Aim of the task: Print the following lines exactly, starting with the first line of the items and continuing through the line containing "table-row: 专业技术服务业 6 (21, 480, 478, 505)".

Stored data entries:
# # #

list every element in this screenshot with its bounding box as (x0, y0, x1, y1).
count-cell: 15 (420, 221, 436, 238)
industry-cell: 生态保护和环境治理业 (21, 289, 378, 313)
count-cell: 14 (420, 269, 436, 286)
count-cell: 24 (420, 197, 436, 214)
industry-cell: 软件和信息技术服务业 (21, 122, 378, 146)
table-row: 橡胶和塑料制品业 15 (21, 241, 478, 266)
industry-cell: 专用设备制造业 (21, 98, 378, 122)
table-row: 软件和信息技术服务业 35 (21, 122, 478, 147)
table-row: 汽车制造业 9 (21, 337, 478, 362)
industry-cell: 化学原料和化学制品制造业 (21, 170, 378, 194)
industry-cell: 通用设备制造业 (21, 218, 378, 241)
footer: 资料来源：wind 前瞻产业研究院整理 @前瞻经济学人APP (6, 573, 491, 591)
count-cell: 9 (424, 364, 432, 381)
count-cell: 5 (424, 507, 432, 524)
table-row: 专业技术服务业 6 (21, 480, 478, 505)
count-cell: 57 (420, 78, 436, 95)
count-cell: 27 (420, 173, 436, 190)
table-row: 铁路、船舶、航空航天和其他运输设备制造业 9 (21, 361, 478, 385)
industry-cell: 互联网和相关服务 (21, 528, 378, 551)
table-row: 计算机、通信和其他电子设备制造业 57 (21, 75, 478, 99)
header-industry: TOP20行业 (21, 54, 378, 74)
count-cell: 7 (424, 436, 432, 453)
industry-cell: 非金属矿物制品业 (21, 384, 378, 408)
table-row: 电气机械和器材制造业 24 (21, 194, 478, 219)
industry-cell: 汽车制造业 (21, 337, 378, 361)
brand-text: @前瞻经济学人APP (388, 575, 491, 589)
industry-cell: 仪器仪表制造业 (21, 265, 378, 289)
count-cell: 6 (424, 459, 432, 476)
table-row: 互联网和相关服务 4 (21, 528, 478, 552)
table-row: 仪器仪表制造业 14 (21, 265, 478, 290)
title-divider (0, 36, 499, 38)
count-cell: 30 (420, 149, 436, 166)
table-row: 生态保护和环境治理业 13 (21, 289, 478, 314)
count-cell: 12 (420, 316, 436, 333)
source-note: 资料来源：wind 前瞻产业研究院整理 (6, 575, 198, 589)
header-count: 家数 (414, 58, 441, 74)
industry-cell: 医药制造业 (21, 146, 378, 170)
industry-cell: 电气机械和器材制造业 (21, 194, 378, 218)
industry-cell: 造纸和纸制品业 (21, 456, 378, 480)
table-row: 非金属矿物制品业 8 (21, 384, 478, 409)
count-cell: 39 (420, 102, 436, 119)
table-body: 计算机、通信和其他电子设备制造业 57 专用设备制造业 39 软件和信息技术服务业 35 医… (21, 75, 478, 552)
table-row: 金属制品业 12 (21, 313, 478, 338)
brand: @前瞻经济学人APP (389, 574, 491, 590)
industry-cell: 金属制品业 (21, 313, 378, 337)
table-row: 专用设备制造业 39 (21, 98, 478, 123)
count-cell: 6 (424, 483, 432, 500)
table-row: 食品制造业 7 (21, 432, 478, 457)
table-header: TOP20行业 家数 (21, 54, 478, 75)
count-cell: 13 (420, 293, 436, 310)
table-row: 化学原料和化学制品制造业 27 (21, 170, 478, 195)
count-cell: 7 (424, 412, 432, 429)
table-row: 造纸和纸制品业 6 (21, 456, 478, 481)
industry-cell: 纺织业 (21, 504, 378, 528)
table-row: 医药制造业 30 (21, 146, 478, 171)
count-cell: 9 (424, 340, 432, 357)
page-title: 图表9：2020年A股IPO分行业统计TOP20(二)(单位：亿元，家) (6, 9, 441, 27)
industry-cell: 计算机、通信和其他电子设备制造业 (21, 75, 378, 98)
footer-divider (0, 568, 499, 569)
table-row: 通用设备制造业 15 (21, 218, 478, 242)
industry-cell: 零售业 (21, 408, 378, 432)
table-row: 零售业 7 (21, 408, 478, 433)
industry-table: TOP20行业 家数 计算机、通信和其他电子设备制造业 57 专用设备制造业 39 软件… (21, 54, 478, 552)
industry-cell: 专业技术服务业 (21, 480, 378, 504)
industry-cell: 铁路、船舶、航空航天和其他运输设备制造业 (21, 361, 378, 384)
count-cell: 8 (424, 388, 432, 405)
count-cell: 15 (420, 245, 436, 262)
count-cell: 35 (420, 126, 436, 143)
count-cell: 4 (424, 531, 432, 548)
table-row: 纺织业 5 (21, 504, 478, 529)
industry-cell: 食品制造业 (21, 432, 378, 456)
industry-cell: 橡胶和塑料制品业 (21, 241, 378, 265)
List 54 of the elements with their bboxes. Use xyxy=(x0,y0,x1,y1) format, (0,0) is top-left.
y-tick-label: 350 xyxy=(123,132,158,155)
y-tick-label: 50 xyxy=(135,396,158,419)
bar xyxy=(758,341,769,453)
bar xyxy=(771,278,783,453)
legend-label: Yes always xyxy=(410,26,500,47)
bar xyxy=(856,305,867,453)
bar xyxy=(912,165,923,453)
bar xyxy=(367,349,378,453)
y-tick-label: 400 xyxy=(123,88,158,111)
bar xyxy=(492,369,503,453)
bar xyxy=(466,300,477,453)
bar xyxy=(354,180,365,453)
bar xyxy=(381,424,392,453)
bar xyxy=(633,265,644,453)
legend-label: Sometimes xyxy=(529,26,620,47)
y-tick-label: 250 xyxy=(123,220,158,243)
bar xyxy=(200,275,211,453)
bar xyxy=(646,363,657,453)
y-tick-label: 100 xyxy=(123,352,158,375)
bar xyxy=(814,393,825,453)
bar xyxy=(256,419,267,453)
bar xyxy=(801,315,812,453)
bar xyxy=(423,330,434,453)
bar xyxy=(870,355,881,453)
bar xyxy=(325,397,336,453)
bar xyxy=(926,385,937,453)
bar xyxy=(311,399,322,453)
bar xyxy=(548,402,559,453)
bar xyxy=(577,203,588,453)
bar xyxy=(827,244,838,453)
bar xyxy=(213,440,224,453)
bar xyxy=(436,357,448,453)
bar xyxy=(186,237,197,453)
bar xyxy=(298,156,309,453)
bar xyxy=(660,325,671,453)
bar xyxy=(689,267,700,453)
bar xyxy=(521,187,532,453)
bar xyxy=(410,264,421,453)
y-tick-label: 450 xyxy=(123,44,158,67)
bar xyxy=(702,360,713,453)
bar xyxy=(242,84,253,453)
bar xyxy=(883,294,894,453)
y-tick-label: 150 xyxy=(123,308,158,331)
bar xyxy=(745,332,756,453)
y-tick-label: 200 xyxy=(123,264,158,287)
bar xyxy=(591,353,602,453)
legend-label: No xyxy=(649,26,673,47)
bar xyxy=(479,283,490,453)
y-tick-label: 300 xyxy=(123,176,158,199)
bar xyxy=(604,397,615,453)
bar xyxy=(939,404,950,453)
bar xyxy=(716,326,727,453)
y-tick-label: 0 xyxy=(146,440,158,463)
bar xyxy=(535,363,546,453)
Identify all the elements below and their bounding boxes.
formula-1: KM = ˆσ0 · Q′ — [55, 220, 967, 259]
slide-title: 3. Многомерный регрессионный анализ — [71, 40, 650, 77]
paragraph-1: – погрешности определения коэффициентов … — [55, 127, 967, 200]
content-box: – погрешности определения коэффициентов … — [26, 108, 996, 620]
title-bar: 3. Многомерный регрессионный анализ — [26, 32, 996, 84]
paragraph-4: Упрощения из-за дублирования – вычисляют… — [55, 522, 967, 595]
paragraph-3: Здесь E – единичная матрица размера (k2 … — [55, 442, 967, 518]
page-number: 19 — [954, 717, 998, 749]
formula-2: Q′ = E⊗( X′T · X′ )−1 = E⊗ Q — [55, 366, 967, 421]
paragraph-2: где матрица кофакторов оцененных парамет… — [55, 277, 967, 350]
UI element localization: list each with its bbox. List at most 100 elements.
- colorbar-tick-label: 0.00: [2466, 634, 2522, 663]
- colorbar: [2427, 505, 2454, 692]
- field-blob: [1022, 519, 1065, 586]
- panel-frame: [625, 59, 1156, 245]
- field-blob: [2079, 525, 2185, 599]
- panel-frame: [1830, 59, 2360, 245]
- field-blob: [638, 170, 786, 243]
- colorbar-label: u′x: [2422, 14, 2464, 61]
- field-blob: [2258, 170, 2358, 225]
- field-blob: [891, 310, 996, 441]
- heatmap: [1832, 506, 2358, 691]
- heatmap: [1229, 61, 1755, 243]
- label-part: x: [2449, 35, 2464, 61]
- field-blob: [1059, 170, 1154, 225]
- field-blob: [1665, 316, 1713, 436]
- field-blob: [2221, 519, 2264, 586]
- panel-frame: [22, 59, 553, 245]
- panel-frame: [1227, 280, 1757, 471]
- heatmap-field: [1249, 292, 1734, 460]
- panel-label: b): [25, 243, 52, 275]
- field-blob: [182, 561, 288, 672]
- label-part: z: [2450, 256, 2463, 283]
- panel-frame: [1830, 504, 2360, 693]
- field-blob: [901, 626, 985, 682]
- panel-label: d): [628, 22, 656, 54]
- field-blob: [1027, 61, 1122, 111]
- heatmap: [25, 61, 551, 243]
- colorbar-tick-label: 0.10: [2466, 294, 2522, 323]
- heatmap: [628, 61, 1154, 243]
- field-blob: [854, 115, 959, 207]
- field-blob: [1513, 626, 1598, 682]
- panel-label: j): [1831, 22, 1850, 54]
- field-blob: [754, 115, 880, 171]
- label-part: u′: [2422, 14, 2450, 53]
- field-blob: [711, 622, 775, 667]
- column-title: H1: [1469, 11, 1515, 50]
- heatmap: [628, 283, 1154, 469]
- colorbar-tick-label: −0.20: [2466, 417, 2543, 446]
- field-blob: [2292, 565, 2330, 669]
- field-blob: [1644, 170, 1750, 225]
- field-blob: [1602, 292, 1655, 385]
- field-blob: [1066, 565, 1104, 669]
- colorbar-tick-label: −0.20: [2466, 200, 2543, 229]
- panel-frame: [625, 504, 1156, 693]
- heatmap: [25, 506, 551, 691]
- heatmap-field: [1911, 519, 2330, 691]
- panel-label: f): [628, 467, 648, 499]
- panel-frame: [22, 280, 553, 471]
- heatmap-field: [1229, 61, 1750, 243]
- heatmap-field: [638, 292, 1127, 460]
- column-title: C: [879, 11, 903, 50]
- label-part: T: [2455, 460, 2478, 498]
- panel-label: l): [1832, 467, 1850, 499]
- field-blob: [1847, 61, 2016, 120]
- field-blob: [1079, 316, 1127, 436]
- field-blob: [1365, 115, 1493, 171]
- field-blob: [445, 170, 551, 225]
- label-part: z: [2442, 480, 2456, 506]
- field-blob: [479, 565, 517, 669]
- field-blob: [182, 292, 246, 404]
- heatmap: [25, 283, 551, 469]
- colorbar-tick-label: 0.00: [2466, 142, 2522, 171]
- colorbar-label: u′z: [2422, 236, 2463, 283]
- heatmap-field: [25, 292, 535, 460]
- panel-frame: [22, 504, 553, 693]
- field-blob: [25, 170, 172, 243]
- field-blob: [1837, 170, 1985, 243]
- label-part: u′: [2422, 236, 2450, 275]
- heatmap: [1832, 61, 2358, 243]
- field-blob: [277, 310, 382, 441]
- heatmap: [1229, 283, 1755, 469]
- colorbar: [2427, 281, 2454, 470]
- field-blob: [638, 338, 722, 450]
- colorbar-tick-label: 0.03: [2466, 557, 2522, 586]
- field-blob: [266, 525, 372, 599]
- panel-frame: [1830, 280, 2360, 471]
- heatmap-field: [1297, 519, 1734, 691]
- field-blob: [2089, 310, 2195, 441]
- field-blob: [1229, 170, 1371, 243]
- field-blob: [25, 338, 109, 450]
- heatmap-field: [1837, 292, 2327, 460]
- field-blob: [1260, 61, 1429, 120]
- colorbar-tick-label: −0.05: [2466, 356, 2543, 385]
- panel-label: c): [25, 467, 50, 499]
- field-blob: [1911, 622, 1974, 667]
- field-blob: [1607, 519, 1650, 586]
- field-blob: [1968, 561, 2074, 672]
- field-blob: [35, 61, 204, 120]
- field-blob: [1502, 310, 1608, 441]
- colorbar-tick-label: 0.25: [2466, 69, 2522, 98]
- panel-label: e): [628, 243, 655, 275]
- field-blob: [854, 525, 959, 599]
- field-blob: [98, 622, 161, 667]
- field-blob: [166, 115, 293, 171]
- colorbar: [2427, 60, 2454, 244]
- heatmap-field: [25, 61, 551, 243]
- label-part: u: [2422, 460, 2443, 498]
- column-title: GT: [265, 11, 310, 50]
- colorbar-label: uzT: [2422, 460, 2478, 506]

# # #

Exercise result:
list every element in this screenshot with its bounding box as (x0, y0, x1, y1).
count-cell: 15 (420, 221, 436, 238)
industry-cell: 生态保护和环境治理业 (21, 289, 378, 313)
count-cell: 14 (420, 269, 436, 286)
count-cell: 24 (420, 197, 436, 214)
industry-cell: 软件和信息技术服务业 (21, 122, 378, 146)
table-row: 橡胶和塑料制品业 15 (21, 241, 478, 266)
industry-cell: 专用设备制造业 (21, 98, 378, 122)
table-row: 软件和信息技术服务业 35 (21, 122, 478, 147)
table-row: 汽车制造业 9 (21, 337, 478, 362)
industry-cell: 化学原料和化学制品制造业 (21, 170, 378, 194)
industry-cell: 通用设备制造业 (21, 218, 378, 241)
footer: 资料来源：wind 前瞻产业研究院整理 @前瞻经济学人APP (6, 573, 491, 591)
count-cell: 9 (424, 364, 432, 381)
count-cell: 5 (424, 507, 432, 524)
table-row: 专业技术服务业 6 (21, 480, 478, 505)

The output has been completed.